● **Aim of the exercise**
Set down each line of the material that follows, exactly, with no pictures.

● **Data for the task**
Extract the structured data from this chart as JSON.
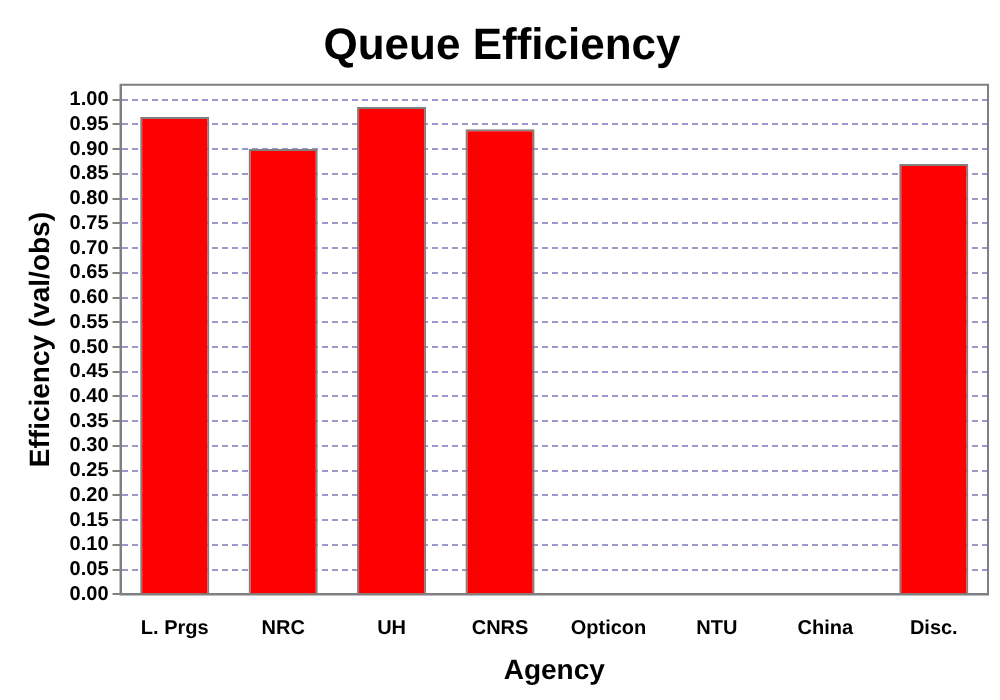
{
  "chart_data": {
    "type": "bar",
    "title": "Queue Efficiency",
    "xlabel": "Agency",
    "ylabel": "Efficiency (val/obs)",
    "categories": [
      "L. Prgs",
      "NRC",
      "UH",
      "CNRS",
      "Opticon",
      "NTU",
      "China",
      "Disc."
    ],
    "values": [
      0.965,
      0.9,
      0.985,
      0.94,
      null,
      null,
      null,
      0.87
    ],
    "color": "#ff0000",
    "ylim": [
      0,
      1.03
    ],
    "yticks": [
      {
        "value": 0,
        "label": "0.00"
      },
      0.05,
      {
        "value": 0.1,
        "label": "0.10"
      },
      0.15,
      {
        "value": 0.2,
        "label": "0.20"
      },
      0.25,
      {
        "value": 0.3,
        "label": "0.30"
      },
      0.35,
      {
        "value": 0.4,
        "label": "0.40"
      },
      0.45,
      {
        "value": 0.5,
        "label": "0.50"
      },
      0.55,
      {
        "value": 0.6,
        "label": "0.60"
      },
      0.65,
      {
        "value": 0.7,
        "label": "0.70"
      },
      0.75,
      {
        "value": 0.8,
        "label": "0.80"
      },
      0.85,
      {
        "value": 0.9,
        "label": "0.90"
      },
      0.95,
      {
        "value": 1,
        "label": "1.00"
      }
    ],
    "grid": "y",
    "legend": false
  }
}
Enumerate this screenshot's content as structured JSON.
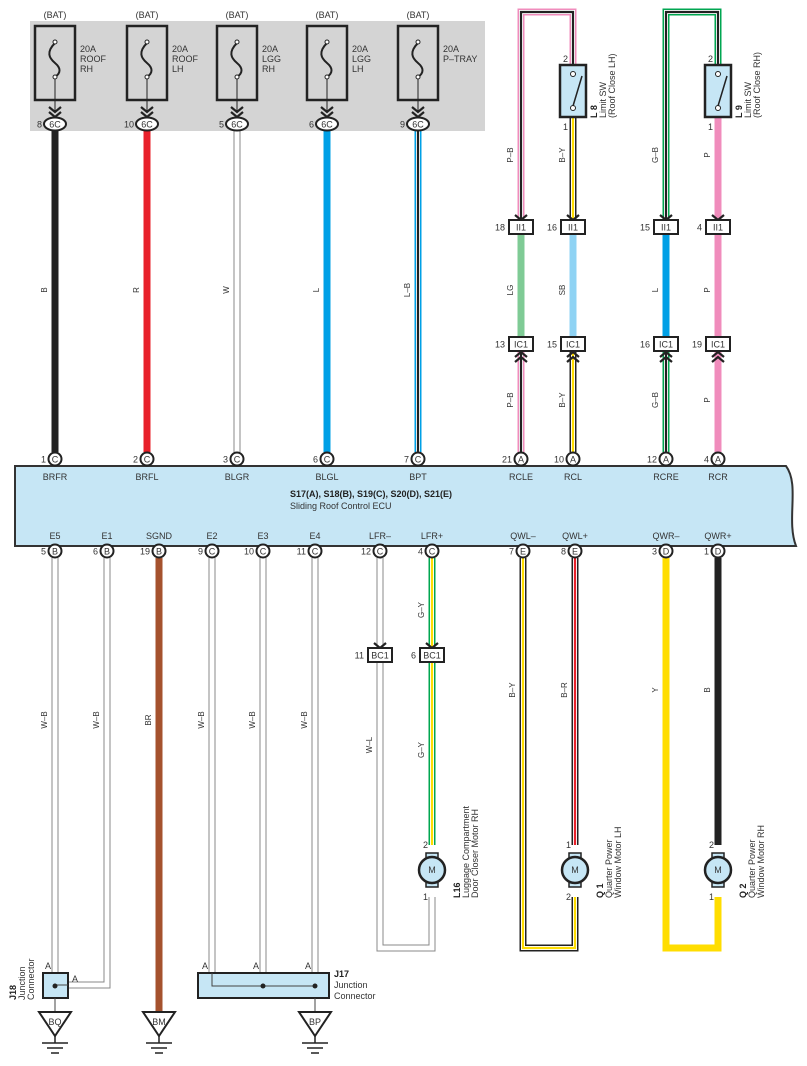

● **Response to the exercise**
Extract the structured data from this chart as JSON.
{
  "chart_data": {
    "type": "bar",
    "title": "Queue Efficiency",
    "xlabel": "Agency",
    "ylabel": "Efficiency (val/obs)",
    "categories": [
      "L. Prgs",
      "NRC",
      "UH",
      "CNRS",
      "Opticon",
      "NTU",
      "China",
      "Disc."
    ],
    "values": [
      0.965,
      0.9,
      0.985,
      0.94,
      null,
      null,
      null,
      0.87
    ],
    "color": "#ff0000",
    "ylim": [
      0,
      1.03
    ],
    "yticks": [
      {
        "value": 0,
        "label": "0.00"
      },
      0.05,
      {
        "value": 0.1,
        "label": "0.10"
      },
      0.15,
      {
        "value": 0.2,
        "label": "0.20"
      },
      0.25,
      {
        "value": 0.3,
        "label": "0.30"
      },
      0.35,
      {
        "value": 0.4,
        "label": "0.40"
      },
      0.45,
      {
        "value": 0.5,
        "label": "0.50"
      },
      0.55,
      {
        "value": 0.6,
        "label": "0.60"
      },
      0.65,
      {
        "value": 0.7,
        "label": "0.70"
      },
      0.75,
      {
        "value": 0.8,
        "label": "0.80"
      },
      0.85,
      {
        "value": 0.9,
        "label": "0.90"
      },
      0.95,
      {
        "value": 1,
        "label": "1.00"
      }
    ],
    "grid": "y",
    "legend": false
  }
}
Enumerate this screenshot's content as structured JSON.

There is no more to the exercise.